**Provided records**.
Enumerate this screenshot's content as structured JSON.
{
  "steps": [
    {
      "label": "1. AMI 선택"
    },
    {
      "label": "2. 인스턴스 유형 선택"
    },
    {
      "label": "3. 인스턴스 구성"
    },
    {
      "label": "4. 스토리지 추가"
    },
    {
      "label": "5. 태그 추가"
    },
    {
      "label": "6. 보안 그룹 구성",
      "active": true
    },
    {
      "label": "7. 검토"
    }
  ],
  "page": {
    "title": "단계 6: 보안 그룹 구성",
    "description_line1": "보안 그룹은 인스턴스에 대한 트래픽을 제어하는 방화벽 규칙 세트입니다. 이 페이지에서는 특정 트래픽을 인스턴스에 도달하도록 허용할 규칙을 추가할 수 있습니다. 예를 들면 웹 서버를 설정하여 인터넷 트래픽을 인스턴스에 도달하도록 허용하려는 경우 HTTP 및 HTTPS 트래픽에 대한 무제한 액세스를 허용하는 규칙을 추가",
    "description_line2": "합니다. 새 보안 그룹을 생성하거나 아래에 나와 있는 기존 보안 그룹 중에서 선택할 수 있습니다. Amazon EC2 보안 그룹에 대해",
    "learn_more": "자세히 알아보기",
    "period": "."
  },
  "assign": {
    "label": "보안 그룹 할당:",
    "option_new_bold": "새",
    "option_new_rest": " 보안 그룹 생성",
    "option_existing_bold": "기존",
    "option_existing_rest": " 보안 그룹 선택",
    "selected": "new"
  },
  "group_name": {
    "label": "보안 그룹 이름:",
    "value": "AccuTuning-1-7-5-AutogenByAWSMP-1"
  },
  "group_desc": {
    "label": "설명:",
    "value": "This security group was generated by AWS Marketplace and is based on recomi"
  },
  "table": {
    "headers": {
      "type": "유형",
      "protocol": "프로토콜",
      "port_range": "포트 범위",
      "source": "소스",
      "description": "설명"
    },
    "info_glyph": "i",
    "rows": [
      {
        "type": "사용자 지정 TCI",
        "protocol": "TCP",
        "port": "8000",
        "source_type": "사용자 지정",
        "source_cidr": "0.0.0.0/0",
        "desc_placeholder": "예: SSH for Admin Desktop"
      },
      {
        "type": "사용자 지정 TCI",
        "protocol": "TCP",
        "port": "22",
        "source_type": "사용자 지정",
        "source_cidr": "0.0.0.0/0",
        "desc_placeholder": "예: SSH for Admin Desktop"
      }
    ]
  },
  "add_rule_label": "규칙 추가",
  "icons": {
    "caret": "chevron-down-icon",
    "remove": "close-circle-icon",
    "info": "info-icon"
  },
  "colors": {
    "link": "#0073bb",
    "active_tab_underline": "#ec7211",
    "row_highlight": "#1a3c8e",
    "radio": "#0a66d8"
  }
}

**Written instruction**. Transcribe all the entries, keeping each one exactly as it is.

**Reply to the exercise**.
Enumerate this screenshot's content as structured JSON.
{
  "steps": [
    {
      "label": "1. AMI 선택"
    },
    {
      "label": "2. 인스턴스 유형 선택"
    },
    {
      "label": "3. 인스턴스 구성"
    },
    {
      "label": "4. 스토리지 추가"
    },
    {
      "label": "5. 태그 추가"
    },
    {
      "label": "6. 보안 그룹 구성",
      "active": true
    },
    {
      "label": "7. 검토"
    }
  ],
  "page": {
    "title": "단계 6: 보안 그룹 구성",
    "description_line1": "보안 그룹은 인스턴스에 대한 트래픽을 제어하는 방화벽 규칙 세트입니다. 이 페이지에서는 특정 트래픽을 인스턴스에 도달하도록 허용할 규칙을 추가할 수 있습니다. 예를 들면 웹 서버를 설정하여 인터넷 트래픽을 인스턴스에 도달하도록 허용하려는 경우 HTTP 및 HTTPS 트래픽에 대한 무제한 액세스를 허용하는 규칙을 추가",
    "description_line2": "합니다. 새 보안 그룹을 생성하거나 아래에 나와 있는 기존 보안 그룹 중에서 선택할 수 있습니다. Amazon EC2 보안 그룹에 대해",
    "learn_more": "자세히 알아보기",
    "period": "."
  },
  "assign": {
    "label": "보안 그룹 할당:",
    "option_new_bold": "새",
    "option_new_rest": " 보안 그룹 생성",
    "option_existing_bold": "기존",
    "option_existing_rest": " 보안 그룹 선택",
    "selected": "new"
  },
  "group_name": {
    "label": "보안 그룹 이름:",
    "value": "AccuTuning-1-7-5-AutogenByAWSMP-1"
  },
  "group_desc": {
    "label": "설명:",
    "value": "This security group was generated by AWS Marketplace and is based on recomi"
  },
  "table": {
    "headers": {
      "type": "유형",
      "protocol": "프로토콜",
      "port_range": "포트 범위",
      "source": "소스",
      "description": "설명"
    },
    "info_glyph": "i",
    "rows": [
      {
        "type": "사용자 지정 TCI",
        "protocol": "TCP",
        "port": "8000",
        "source_type": "사용자 지정",
        "source_cidr": "0.0.0.0/0",
        "desc_placeholder": "예: SSH for Admin Desktop"
      },
      {
        "type": "사용자 지정 TCI",
        "protocol": "TCP",
        "port": "22",
        "source_type": "사용자 지정",
        "source_cidr": "0.0.0.0/0",
        "desc_placeholder": "예: SSH for Admin Desktop"
      }
    ]
  },
  "add_rule_label": "규칙 추가",
  "icons": {
    "caret": "chevron-down-icon",
    "remove": "close-circle-icon",
    "info": "info-icon"
  },
  "colors": {
    "link": "#0073bb",
    "active_tab_underline": "#ec7211",
    "row_highlight": "#1a3c8e",
    "radio": "#0a66d8"
  }
}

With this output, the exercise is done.